◆ **STATED GOAL**
Leave the pictures out. Return all other data exactly.
* begin LISTED RECORDS *
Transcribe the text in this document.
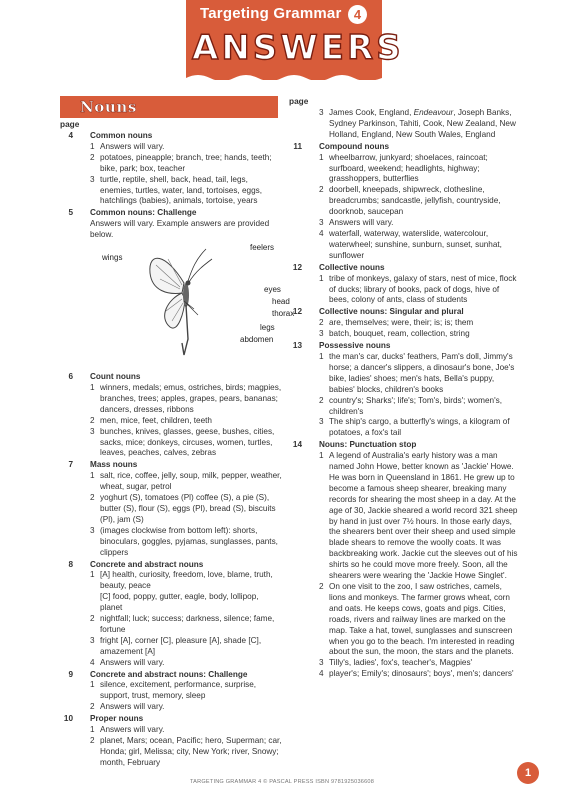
Targeting Grammar 4
ANSWERS
Nouns
page
4 Common nouns
1 Answers will vary.
2 potatoes, pineapple; branch, tree; hands, teeth; bike, park; box, teacher
3 turtle, reptile, shell, back, head, tail, legs, enemies, turtles, water, land, tortoises, eggs, hatchlings (babies), animals, tortoise, years
5 Common nouns: Challenge
Answers will vary. Example answers are provided below.
wings
feelers
eyes
head
thorax
legs
abdomen
6 Count nouns
1 winners, medals; emus, ostriches, birds; magpies, branches, trees; apples, grapes, pears, bananas; dancers, dresses, ribbons
2 men, mice, feet, children, teeth
3 bunches, knives, glasses, geese, bushes, cities, sacks, mice; donkeys, circuses, women, turtles, leaves, peaches, calves, zebras
7 Mass nouns
1 salt, rice, coffee, jelly, soup, milk, pepper, weather, wheat, sugar, petrol
2 yoghurt (S), tomatoes (Pl) coffee (S), a pie (S), butter (S), flour (S), eggs (Pl), bread (S), biscuits (Pl), jam (S)
3 (images clockwise from bottom left): shorts, binoculars, goggles, pyjamas, sunglasses, pants, clippers
8 Concrete and abstract nouns
1 [A] health, curiosity, freedom, love, blame, truth, beauty, peace
[C] food, poppy, gutter, eagle, body, lollipop, planet
2 nightfall; luck; success; darkness, silence; fame, fortune
3 fright [A], corner [C], pleasure [A], shade [C], amazement [A]
4 Answers will vary.
9 Concrete and abstract nouns: Challenge
1 silence, excitement, performance, surprise, support, trust, memory, sleep
2 Answers will vary.
10 Proper nouns
1 Answers will vary.
2 planet, Mars; ocean, Pacific; hero, Superman; car, Honda; girl, Melissa; city, New York; river, Snowy; month, February
page
3 James Cook, England, Endeavour, Joseph Banks, Sydney Parkinson, Tahiti, Cook, New Zealand, New Holland, England, New South Wales, England
11 Compound nouns
1 wheelbarrow, junkyard; shoelaces, raincoat; surfboard, weekend; headlights, highway; grasshoppers, butterflies
2 doorbell, kneepads, shipwreck, clothesline, breadcrumbs; sandcastle, jellyfish, countryside, doorknob, saucepan
3 Answers will vary.
4 waterfall, waterway, waterslide, watercolour, waterwheel; sunshine, sunburn, sunset, sunhat, sunflower
12 Collective nouns
1 tribe of monkeys, galaxy of stars, nest of mice, flock of ducks; library of books, pack of dogs, hive of bees, colony of ants, class of students
12 Collective nouns: Singular and plural
2 are, themselves; were, their; is; is; them
3 batch, bouquet, ream, collection, string
13 Possessive nouns
1 the man's car, ducks' feathers, Pam's doll, Jimmy's horse; a dancer's slippers, a dinosaur's bone, Joe's bike, ladies' shoes; men's hats, Bella's puppy, babies' blocks, children's books
2 country's; Sharks'; life's; Tom's, birds'; women's, children's
3 The ship's cargo, a butterfly's wings, a kilogram of potatoes, a fox's tail
14 Nouns: Punctuation stop
1 A legend of Australia's early history was a man named John Howe, better known as 'Jackie' Howe. He was born in Queensland in 1861. He grew up to become a famous sheep shearer, breaking many records for shearing the most sheep in a day. At the age of 30, Jackie sheared a world record 321 sheep by hand in just over 7½ hours. In those early days, the shearers bent over their sheep and used simple blade shears to remove the woolly coats. It was backbreaking work. Jackie cut the sleeves out of his shirts so he could move more freely. Soon, all the shearers were wearing the 'Jackie Howe Singlet'.
2 On one visit to the zoo, I saw ostriches, camels, lions and monkeys. The farmer grows wheat, corn and oats. He keeps cows, goats and pigs. Cities, roads, rivers and railway lines are marked on the map. Take a hat, towel, sunglasses and sunscreen when you go to the beach. I'm interested in reading about the sun, the moon, the stars and the planets.
3 Tilly's, ladies', fox's, teacher's, Magpies'
4 player's; Emily's; dinosaurs'; boys', men's; dancers'
TARGETING GRAMMAR 4 © PASCAL PRESS ISBN 9781925036608
1
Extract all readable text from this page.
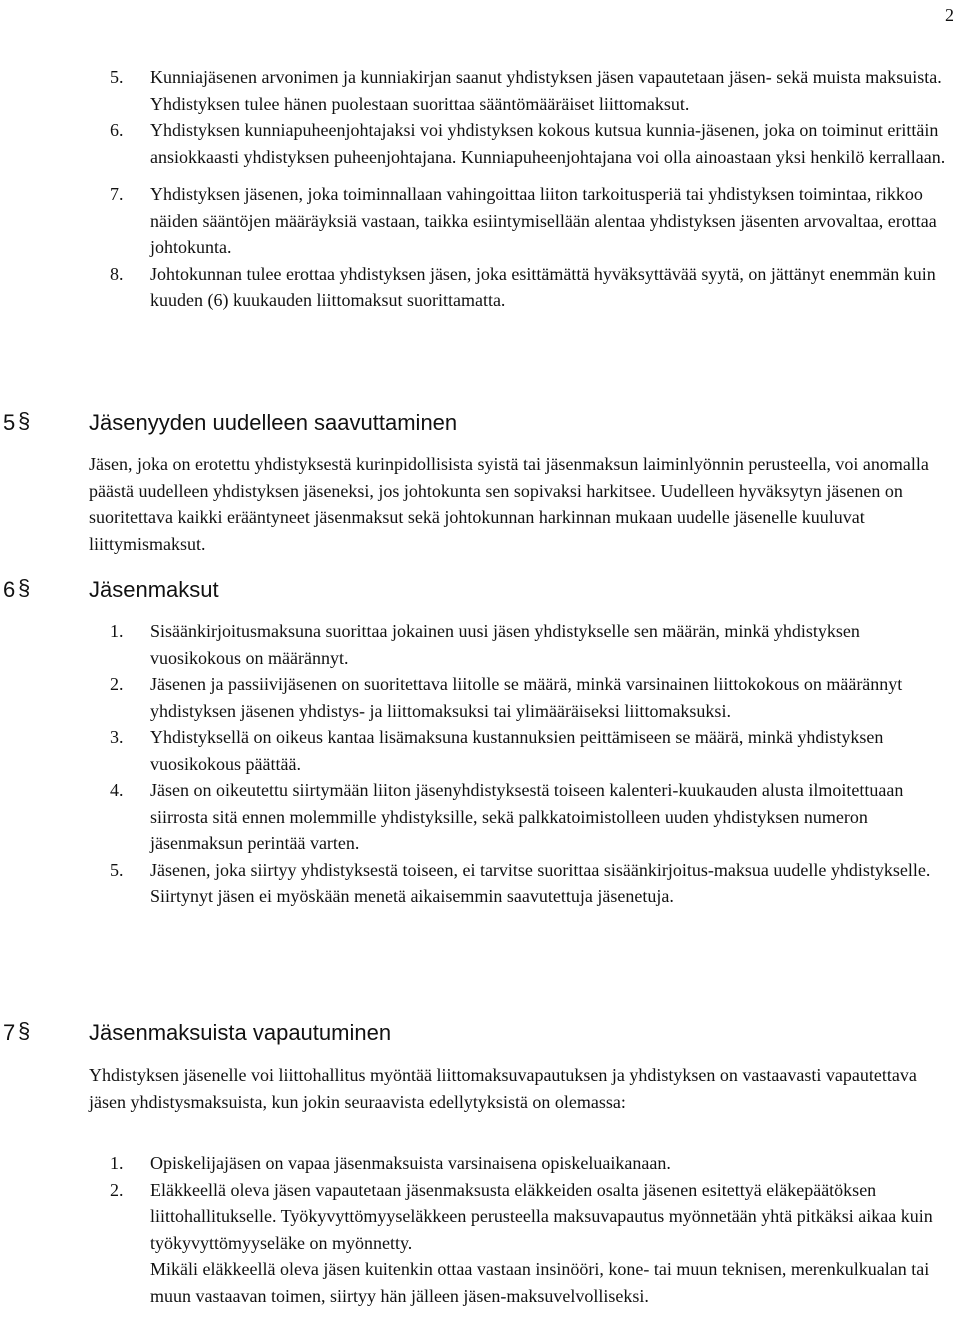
2
5. Kunniajäsenen arvonimen ja kunniakirjan saanut yhdistyksen jäsen vapautetaan jäsen- sekä muista maksuista. Yhdistyksen tulee hänen puolestaan suorittaa sääntömääräiset liittomaksut.
6. Yhdistyksen kunniapuheenjohtajaksi voi yhdistyksen kokous kutsua kunnia-jäsenen, joka on toiminut erittäin ansiokkaasti yhdistyksen puheenjohtajana. Kunniapuheenjohtajana voi olla ainoastaan yksi henkilö kerrallaan.
7. Yhdistyksen jäsenen, joka toiminnallaan vahingoittaa liiton tarkoitusperiä tai yhdistyksen toimintaa, rikkoo näiden sääntöjen määräyksiä vastaan, taikka esiintymisellään alentaa yhdistyksen jäsenten arvovaltaa, erottaa johtokunta.
8. Johtokunnan tulee erottaa yhdistyksen jäsen, joka esittämättä hyväksyttävää syytä, on jättänyt enemmän kuin kuuden (6) kuukauden liittomaksut suorittamatta.
5 §	Jäsenyyden uudelleen saavuttaminen

Jäsen, joka on erotettu yhdistyksestä kurinpidollisista syistä tai jäsenmaksun laiminlyönnin perusteella, voi anomalla päästä uudelleen yhdistyksen jäseneksi, jos johtokunta sen sopivaksi harkitsee. Uudelleen hyväksytyn jäsenen on suoritettava kaikki erääntyneet jäsenmaksut sekä johtokunnan harkinnan mukaan uudelle jäsenelle kuuluvat liittymismaksut.

6 §	Jäsenmaksut
1. Sisäänkirjoitusmaksuna suorittaa jokainen uusi jäsen yhdistykselle sen määrän, minkä yhdistyksen vuosikokous on määrännyt.
2. Jäsenen ja passiivijäsenen on suoritettava liitolle se määrä, minkä varsinainen liittokokous on määrännyt yhdistyksen jäsenen yhdistys- ja liittomaksuksi tai ylimääräiseksi liittomaksuksi.
3. Yhdistyksellä on oikeus kantaa lisämaksuna kustannuksien peittämiseen se määrä, minkä yhdistyksen vuosikokous päättää.
4. Jäsen on oikeutettu siirtymään liiton jäsenyhdistyksestä toiseen kalenteri-kuukauden alusta ilmoitettuaan siirrosta sitä ennen molemmille yhdistyksille, sekä palkkatoimistolleen uuden yhdistyksen numeron jäsenmaksun perintää varten.
5. Jäsenen, joka siirtyy yhdistyksestä toiseen, ei tarvitse suorittaa sisäänkirjoitus-maksua uudelle yhdistykselle. Siirtynyt jäsen ei myöskään menetä aikaisemmin saavutettuja jäsenetuja.
7 §	Jäsenmaksuista vapautuminen

Yhdistyksen jäsenelle voi liittohallitus myöntää liittomaksuvapautuksen ja yhdistyksen on vastaavasti vapautettava jäsen yhdistysmaksuista, kun jokin seuraavista edellytyksistä on olemassa:

1. Opiskelijajäsen on vapaa jäsenmaksuista varsinaisena opiskeluaikanaan.
2. Eläkkeellä oleva jäsen vapautetaan jäsenmaksusta eläkkeiden osalta jäsenen esitettyä eläkepäätöksen liittohallitukselle. Työkyvyttömyyseläkkeen perusteella maksuvapautus myönnetään yhtä pitkäksi aikaa kuin työkyvyttömyyseläke on myönnetty.
Mikäli eläkkeellä oleva jäsen kuitenkin ottaa vastaan insinööri, kone- tai muun teknisen, merenkulkualan tai muun vastaavan toimen, siirtyy hän jälleen jäsen-maksuvelvolliseksi.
* end LISTED RECORDS *
◆ **CORRECT ANSWER**
Transcribe the text in this document.
Targeting Grammar 4
ANSWERS
Nouns
page
4 Common nouns
1 Answers will vary.
2 potatoes, pineapple; branch, tree; hands, teeth; bike, park; box, teacher
3 turtle, reptile, shell, back, head, tail, legs, enemies, turtles, water, land, tortoises, eggs, hatchlings (babies), animals, tortoise, years
5 Common nouns: Challenge
Answers will vary. Example answers are provided below.
wings
feelers
eyes
head
thorax
legs
abdomen
6 Count nouns
1 winners, medals; emus, ostriches, birds; magpies, branches, trees; apples, grapes, pears, bananas; dancers, dresses, ribbons
2 men, mice, feet, children, teeth
3 bunches, knives, glasses, geese, bushes, cities, sacks, mice; donkeys, circuses, women, turtles, leaves, peaches, calves, zebras
7 Mass nouns
1 salt, rice, coffee, jelly, soup, milk, pepper, weather, wheat, sugar, petrol
2 yoghurt (S), tomatoes (Pl) coffee (S), a pie (S), butter (S), flour (S), eggs (Pl), bread (S), biscuits (Pl), jam (S)
3 (images clockwise from bottom left): shorts, binoculars, goggles, pyjamas, sunglasses, pants, clippers
8 Concrete and abstract nouns
1 [A] health, curiosity, freedom, love, blame, truth, beauty, peace
[C] food, poppy, gutter, eagle, body, lollipop, planet
2 nightfall; luck; success; darkness, silence; fame, fortune
3 fright [A], corner [C], pleasure [A], shade [C], amazement [A]
4 Answers will vary.
9 Concrete and abstract nouns: Challenge
1 silence, excitement, performance, surprise, support, trust, memory, sleep
2 Answers will vary.
10 Proper nouns
1 Answers will vary.
2 planet, Mars; ocean, Pacific; hero, Superman; car, Honda; girl, Melissa; city, New York; river, Snowy; month, February
page
3 James Cook, England, Endeavour, Joseph Banks, Sydney Parkinson, Tahiti, Cook, New Zealand, New Holland, England, New South Wales, England
11 Compound nouns
1 wheelbarrow, junkyard; shoelaces, raincoat; surfboard, weekend; headlights, highway; grasshoppers, butterflies
2 doorbell, kneepads, shipwreck, clothesline, breadcrumbs; sandcastle, jellyfish, countryside, doorknob, saucepan
3 Answers will vary.
4 waterfall, waterway, waterslide, watercolour, waterwheel; sunshine, sunburn, sunset, sunhat, sunflower
12 Collective nouns
1 tribe of monkeys, galaxy of stars, nest of mice, flock of ducks; library of books, pack of dogs, hive of bees, colony of ants, class of students
12 Collective nouns: Singular and plural
2 are, themselves; were, their; is; is; them
3 batch, bouquet, ream, collection, string
13 Possessive nouns
1 the man's car, ducks' feathers, Pam's doll, Jimmy's horse; a dancer's slippers, a dinosaur's bone, Joe's bike, ladies' shoes; men's hats, Bella's puppy, babies' blocks, children's books
2 country's; Sharks'; life's; Tom's, birds'; women's, children's
3 The ship's cargo, a butterfly's wings, a kilogram of potatoes, a fox's tail
14 Nouns: Punctuation stop
1 A legend of Australia's early history was a man named John Howe, better known as 'Jackie' Howe. He was born in Queensland in 1861. He grew up to become a famous sheep shearer, breaking many records for shearing the most sheep in a day. At the age of 30, Jackie sheared a world record 321 sheep by hand in just over 7½ hours. In those early days, the shearers bent over their sheep and used simple blade shears to remove the woolly coats. It was backbreaking work. Jackie cut the sleeves out of his shirts so he could move more freely. Soon, all the shearers were wearing the 'Jackie Howe Singlet'.
2 On one visit to the zoo, I saw ostriches, camels, lions and monkeys. The farmer grows wheat, corn and oats. He keeps cows, goats and pigs. Cities, roads, rivers and railway lines are marked on the map. Take a hat, towel, sunglasses and sunscreen when you go to the beach. I'm interested in reading about the sun, the moon, the stars and the planets.
3 Tilly's, ladies', fox's, teacher's, Magpies'
4 player's; Emily's; dinosaurs'; boys', men's; dancers'
TARGETING GRAMMAR 4 © PASCAL PRESS ISBN 9781925036608
1
Extract all readable text from this page.
2
5. Kunniajäsenen arvonimen ja kunniakirjan saanut yhdistyksen jäsen vapautetaan jäsen- sekä muista maksuista. Yhdistyksen tulee hänen puolestaan suorittaa sääntömääräiset liittomaksut.
6. Yhdistyksen kunniapuheenjohtajaksi voi yhdistyksen kokous kutsua kunnia-jäsenen, joka on toiminut erittäin ansiokkaasti yhdistyksen puheenjohtajana. Kunniapuheenjohtajana voi olla ainoastaan yksi henkilö kerrallaan.
7. Yhdistyksen jäsenen, joka toiminnallaan vahingoittaa liiton tarkoitusperiä tai yhdistyksen toimintaa, rikkoo näiden sääntöjen määräyksiä vastaan, taikka esiintymisellään alentaa yhdistyksen jäsenten arvovaltaa, erottaa johtokunta.
8. Johtokunnan tulee erottaa yhdistyksen jäsen, joka esittämättä hyväksyttävää syytä, on jättänyt enemmän kuin kuuden (6) kuukauden liittomaksut suorittamatta.
5 §	Jäsenyyden uudelleen saavuttaminen

Jäsen, joka on erotettu yhdistyksestä kurinpidollisista syistä tai jäsenmaksun laiminlyönnin perusteella, voi anomalla päästä uudelleen yhdistyksen jäseneksi, jos johtokunta sen sopivaksi harkitsee. Uudelleen hyväksytyn jäsenen on suoritettava kaikki erääntyneet jäsenmaksut sekä johtokunnan harkinnan mukaan uudelle jäsenelle kuuluvat liittymismaksut.

6 §	Jäsenmaksut
1. Sisäänkirjoitusmaksuna suorittaa jokainen uusi jäsen yhdistykselle sen määrän, minkä yhdistyksen vuosikokous on määrännyt.
2. Jäsenen ja passiivijäsenen on suoritettava liitolle se määrä, minkä varsinainen liittokokous on määrännyt yhdistyksen jäsenen yhdistys- ja liittomaksuksi tai ylimääräiseksi liittomaksuksi.
3. Yhdistyksellä on oikeus kantaa lisämaksuna kustannuksien peittämiseen se määrä, minkä yhdistyksen vuosikokous päättää.
4. Jäsen on oikeutettu siirtymään liiton jäsenyhdistyksestä toiseen kalenteri-kuukauden alusta ilmoitettuaan siirrosta sitä ennen molemmille yhdistyksille, sekä palkkatoimistolleen uuden yhdistyksen numeron jäsenmaksun perintää varten.
5. Jäsenen, joka siirtyy yhdistyksestä toiseen, ei tarvitse suorittaa sisäänkirjoitus-maksua uudelle yhdistykselle. Siirtynyt jäsen ei myöskään menetä aikaisemmin saavutettuja jäsenetuja.
7 §	Jäsenmaksuista vapautuminen

Yhdistyksen jäsenelle voi liittohallitus myöntää liittomaksuvapautuksen ja yhdistyksen on vastaavasti vapautettava jäsen yhdistysmaksuista, kun jokin seuraavista edellytyksistä on olemassa:

1. Opiskelijajäsen on vapaa jäsenmaksuista varsinaisena opiskeluaikanaan.
2. Eläkkeellä oleva jäsen vapautetaan jäsenmaksusta eläkkeiden osalta jäsenen esitettyä eläkepäätöksen liittohallitukselle. Työkyvyttömyyseläkkeen perusteella maksuvapautus myönnetään yhtä pitkäksi aikaa kuin työkyvyttömyyseläke on myönnetty.
Mikäli eläkkeellä oleva jäsen kuitenkin ottaa vastaan insinööri, kone- tai muun teknisen, merenkulkualan tai muun vastaavan toimen, siirtyy hän jälleen jäsen-maksuvelvolliseksi.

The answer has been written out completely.